* **REQUIREMENT**:
Will you transcribe the entries that follow, exactly and in full?
┌──
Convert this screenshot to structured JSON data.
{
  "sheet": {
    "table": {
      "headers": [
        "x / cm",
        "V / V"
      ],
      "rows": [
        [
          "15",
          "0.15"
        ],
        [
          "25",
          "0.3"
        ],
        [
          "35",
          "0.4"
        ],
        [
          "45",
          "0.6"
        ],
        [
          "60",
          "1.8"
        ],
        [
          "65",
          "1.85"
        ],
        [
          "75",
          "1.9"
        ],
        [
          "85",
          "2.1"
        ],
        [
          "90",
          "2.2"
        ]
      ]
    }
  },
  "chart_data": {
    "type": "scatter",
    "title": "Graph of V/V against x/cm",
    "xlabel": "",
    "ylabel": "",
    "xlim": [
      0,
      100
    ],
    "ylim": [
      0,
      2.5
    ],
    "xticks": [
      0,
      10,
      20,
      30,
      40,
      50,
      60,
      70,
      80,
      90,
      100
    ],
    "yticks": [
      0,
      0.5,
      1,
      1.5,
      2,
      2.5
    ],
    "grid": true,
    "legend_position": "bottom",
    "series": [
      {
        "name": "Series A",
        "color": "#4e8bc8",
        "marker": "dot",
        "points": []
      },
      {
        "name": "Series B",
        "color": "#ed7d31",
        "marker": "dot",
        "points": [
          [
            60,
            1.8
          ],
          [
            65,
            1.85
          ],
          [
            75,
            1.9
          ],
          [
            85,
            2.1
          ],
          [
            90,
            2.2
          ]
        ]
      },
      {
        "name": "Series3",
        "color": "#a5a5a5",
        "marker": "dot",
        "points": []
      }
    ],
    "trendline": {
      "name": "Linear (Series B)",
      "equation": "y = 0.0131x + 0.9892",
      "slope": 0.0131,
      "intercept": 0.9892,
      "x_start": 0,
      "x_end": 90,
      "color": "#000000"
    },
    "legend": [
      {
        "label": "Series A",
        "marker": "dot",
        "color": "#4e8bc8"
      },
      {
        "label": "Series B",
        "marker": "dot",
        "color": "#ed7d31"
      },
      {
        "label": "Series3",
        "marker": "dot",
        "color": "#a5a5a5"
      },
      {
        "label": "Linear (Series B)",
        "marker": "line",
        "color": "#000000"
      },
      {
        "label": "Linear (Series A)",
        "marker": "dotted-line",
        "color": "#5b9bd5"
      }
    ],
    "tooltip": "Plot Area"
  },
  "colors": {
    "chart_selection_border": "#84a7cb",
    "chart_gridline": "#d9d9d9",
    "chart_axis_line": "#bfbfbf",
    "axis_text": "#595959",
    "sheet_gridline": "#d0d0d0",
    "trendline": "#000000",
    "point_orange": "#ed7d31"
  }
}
└──
* **RESPONSE**:
Convert this screenshot to structured JSON data.
{
  "sheet": {
    "table": {
      "headers": [
        "x / cm",
        "V / V"
      ],
      "rows": [
        [
          "15",
          "0.15"
        ],
        [
          "25",
          "0.3"
        ],
        [
          "35",
          "0.4"
        ],
        [
          "45",
          "0.6"
        ],
        [
          "60",
          "1.8"
        ],
        [
          "65",
          "1.85"
        ],
        [
          "75",
          "1.9"
        ],
        [
          "85",
          "2.1"
        ],
        [
          "90",
          "2.2"
        ]
      ]
    }
  },
  "chart_data": {
    "type": "scatter",
    "title": "Graph of V/V against x/cm",
    "xlabel": "",
    "ylabel": "",
    "xlim": [
      0,
      100
    ],
    "ylim": [
      0,
      2.5
    ],
    "xticks": [
      0,
      10,
      20,
      30,
      40,
      50,
      60,
      70,
      80,
      90,
      100
    ],
    "yticks": [
      0,
      0.5,
      1,
      1.5,
      2,
      2.5
    ],
    "grid": true,
    "legend_position": "bottom",
    "series": [
      {
        "name": "Series A",
        "color": "#4e8bc8",
        "marker": "dot",
        "points": []
      },
      {
        "name": "Series B",
        "color": "#ed7d31",
        "marker": "dot",
        "points": [
          [
            60,
            1.8
          ],
          [
            65,
            1.85
          ],
          [
            75,
            1.9
          ],
          [
            85,
            2.1
          ],
          [
            90,
            2.2
          ]
        ]
      },
      {
        "name": "Series3",
        "color": "#a5a5a5",
        "marker": "dot",
        "points": []
      }
    ],
    "trendline": {
      "name": "Linear (Series B)",
      "equation": "y = 0.0131x + 0.9892",
      "slope": 0.0131,
      "intercept": 0.9892,
      "x_start": 0,
      "x_end": 90,
      "color": "#000000"
    },
    "legend": [
      {
        "label": "Series A",
        "marker": "dot",
        "color": "#4e8bc8"
      },
      {
        "label": "Series B",
        "marker": "dot",
        "color": "#ed7d31"
      },
      {
        "label": "Series3",
        "marker": "dot",
        "color": "#a5a5a5"
      },
      {
        "label": "Linear (Series B)",
        "marker": "line",
        "color": "#000000"
      },
      {
        "label": "Linear (Series A)",
        "marker": "dotted-line",
        "color": "#5b9bd5"
      }
    ],
    "tooltip": "Plot Area"
  },
  "colors": {
    "chart_selection_border": "#84a7cb",
    "chart_gridline": "#d9d9d9",
    "chart_axis_line": "#bfbfbf",
    "axis_text": "#595959",
    "sheet_gridline": "#d0d0d0",
    "trendline": "#000000",
    "point_orange": "#ed7d31"
  }
}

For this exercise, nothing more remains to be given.